[BEGIN]
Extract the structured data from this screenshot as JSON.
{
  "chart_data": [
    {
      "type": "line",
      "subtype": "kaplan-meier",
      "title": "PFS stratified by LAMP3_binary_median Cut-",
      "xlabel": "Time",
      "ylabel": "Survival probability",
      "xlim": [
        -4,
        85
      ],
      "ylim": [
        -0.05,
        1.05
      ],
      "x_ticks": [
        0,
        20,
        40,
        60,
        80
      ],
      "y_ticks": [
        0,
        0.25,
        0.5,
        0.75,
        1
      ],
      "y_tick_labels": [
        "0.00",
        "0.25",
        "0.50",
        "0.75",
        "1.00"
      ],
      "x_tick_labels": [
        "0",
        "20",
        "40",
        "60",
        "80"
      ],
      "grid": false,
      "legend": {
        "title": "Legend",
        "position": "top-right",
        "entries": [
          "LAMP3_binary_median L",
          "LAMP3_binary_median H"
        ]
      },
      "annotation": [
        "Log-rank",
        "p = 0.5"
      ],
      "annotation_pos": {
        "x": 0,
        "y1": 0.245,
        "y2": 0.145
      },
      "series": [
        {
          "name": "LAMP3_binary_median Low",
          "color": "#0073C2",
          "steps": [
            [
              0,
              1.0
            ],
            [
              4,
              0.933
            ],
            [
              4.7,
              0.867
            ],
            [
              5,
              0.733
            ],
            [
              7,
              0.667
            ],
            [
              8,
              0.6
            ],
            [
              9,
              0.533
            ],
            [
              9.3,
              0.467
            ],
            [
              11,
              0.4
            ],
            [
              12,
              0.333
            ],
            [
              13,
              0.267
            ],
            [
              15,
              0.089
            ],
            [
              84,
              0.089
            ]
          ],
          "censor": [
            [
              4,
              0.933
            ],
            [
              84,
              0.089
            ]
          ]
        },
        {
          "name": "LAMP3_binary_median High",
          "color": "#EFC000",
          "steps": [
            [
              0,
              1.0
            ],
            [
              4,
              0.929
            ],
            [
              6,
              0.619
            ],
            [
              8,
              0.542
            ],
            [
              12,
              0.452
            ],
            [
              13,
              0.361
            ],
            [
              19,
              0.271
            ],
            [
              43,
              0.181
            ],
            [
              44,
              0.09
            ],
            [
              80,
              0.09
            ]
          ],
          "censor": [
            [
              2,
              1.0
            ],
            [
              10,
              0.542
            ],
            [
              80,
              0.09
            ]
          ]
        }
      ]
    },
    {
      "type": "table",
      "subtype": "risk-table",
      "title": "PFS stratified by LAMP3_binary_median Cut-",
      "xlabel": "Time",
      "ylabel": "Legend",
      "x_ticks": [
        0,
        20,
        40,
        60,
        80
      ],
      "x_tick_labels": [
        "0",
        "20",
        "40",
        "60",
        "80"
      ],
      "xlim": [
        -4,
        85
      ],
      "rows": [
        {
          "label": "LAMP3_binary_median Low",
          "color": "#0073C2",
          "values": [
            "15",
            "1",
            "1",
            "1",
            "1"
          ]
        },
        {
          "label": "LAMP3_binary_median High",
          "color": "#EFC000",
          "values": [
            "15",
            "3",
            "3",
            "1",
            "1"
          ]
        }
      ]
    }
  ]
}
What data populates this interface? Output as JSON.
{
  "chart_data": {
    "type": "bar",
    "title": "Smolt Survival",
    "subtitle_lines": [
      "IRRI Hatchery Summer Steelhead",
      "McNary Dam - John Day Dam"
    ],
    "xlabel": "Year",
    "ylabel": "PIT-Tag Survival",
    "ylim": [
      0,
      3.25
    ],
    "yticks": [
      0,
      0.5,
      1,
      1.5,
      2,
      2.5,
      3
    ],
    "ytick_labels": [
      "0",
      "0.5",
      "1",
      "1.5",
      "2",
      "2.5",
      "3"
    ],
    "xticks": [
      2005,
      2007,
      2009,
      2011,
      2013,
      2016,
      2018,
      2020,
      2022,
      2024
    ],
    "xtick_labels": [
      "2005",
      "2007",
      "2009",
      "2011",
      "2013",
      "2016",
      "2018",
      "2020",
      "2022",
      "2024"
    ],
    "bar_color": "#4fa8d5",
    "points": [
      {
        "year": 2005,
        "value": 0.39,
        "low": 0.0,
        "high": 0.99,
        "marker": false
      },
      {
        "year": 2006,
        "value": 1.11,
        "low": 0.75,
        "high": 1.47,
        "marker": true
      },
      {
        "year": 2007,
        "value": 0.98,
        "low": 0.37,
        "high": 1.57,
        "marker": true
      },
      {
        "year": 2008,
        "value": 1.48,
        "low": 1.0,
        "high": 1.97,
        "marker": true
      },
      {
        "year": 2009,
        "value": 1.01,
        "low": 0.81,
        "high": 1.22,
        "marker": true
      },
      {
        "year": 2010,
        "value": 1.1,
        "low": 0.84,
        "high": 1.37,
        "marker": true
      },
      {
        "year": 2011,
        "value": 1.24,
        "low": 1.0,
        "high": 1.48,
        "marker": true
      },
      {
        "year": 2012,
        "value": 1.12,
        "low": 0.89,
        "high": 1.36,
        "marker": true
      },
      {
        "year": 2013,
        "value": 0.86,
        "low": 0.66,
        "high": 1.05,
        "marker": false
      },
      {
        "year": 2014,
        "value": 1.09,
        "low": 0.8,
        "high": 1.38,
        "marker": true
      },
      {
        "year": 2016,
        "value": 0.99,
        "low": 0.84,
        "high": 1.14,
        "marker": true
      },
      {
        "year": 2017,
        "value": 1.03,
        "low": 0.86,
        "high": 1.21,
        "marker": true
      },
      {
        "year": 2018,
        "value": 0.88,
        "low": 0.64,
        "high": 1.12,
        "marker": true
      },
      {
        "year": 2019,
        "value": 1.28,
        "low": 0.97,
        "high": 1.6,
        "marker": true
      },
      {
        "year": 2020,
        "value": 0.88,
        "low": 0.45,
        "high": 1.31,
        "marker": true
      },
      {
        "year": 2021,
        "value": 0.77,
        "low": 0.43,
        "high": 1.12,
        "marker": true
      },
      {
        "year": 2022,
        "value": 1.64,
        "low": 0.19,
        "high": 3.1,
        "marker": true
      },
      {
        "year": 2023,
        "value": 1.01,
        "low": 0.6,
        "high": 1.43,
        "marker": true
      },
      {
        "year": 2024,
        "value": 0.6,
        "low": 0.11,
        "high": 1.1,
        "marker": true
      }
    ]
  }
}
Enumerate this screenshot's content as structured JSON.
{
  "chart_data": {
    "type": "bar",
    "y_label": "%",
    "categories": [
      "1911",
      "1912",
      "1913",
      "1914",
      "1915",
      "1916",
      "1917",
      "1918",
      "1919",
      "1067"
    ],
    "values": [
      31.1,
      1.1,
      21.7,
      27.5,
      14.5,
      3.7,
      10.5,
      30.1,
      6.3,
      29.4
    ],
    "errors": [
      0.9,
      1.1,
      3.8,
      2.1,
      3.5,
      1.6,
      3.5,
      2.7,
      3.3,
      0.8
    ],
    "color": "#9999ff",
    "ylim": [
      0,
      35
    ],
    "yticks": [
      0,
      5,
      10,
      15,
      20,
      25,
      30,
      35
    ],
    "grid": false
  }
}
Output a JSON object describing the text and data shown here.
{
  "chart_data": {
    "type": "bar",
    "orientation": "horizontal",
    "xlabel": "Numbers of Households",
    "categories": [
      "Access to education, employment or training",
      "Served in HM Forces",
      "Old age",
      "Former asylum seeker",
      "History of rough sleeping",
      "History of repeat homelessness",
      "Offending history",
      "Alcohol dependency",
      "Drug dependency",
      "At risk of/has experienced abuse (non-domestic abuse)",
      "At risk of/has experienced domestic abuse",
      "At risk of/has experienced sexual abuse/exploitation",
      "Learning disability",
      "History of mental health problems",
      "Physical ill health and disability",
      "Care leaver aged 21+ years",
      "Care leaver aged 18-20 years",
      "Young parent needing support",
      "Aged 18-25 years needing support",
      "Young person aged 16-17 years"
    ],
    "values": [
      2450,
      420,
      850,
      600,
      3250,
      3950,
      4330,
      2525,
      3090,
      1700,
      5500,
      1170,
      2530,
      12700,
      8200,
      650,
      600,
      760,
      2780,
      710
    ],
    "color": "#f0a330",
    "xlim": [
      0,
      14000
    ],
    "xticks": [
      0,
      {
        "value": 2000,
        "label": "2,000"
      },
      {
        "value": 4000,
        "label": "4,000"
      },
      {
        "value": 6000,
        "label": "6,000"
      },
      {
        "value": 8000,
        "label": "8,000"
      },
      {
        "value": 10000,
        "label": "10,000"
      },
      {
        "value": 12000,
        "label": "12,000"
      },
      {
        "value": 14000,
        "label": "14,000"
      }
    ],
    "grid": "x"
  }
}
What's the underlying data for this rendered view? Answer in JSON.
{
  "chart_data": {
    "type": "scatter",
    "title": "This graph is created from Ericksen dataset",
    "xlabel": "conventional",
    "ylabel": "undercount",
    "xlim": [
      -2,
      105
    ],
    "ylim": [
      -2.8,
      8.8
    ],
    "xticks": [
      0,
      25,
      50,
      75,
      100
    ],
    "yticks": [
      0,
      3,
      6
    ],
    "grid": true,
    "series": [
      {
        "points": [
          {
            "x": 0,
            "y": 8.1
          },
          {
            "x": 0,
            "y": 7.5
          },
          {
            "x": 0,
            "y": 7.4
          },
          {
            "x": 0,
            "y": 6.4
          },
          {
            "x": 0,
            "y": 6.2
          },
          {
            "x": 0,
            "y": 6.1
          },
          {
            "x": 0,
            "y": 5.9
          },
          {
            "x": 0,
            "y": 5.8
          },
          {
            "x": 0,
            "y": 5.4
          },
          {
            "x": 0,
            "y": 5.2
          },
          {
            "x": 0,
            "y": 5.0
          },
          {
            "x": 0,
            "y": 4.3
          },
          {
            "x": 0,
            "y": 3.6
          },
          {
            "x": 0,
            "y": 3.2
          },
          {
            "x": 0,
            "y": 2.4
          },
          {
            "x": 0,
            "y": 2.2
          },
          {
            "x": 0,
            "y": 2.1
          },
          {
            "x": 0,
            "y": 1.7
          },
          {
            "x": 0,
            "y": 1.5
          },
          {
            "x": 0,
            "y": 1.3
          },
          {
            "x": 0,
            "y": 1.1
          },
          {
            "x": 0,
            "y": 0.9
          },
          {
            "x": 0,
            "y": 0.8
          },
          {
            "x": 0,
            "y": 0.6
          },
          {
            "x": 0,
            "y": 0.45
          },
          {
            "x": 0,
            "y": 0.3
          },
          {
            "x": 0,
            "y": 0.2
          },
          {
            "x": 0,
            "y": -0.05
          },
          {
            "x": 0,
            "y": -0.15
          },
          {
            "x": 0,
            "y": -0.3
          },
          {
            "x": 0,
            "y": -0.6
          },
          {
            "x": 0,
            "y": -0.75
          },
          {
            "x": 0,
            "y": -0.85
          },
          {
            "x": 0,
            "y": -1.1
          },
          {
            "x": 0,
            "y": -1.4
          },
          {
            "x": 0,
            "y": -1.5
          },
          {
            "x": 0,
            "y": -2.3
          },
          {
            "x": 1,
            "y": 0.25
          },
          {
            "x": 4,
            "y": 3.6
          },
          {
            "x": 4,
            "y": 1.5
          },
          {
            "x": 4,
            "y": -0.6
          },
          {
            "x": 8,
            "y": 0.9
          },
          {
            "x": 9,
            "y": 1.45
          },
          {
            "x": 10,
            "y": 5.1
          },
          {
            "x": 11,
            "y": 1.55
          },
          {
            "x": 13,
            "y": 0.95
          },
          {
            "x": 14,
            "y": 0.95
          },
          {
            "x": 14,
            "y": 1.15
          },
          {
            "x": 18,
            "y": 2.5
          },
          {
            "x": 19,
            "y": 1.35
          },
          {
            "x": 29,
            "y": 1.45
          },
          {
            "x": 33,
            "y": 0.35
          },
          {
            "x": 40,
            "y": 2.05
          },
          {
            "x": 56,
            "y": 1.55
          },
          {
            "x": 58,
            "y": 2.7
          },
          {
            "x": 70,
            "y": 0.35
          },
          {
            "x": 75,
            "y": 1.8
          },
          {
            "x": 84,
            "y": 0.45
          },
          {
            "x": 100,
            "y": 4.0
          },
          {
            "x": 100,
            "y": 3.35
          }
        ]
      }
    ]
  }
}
[END]
Identify every line above that includes the word "What", and show those lines.

> _EXERCISE OUTPUT_
What data populates this interface? Output as JSON.
What's the underlying data for this rendered view? Answer in JSON.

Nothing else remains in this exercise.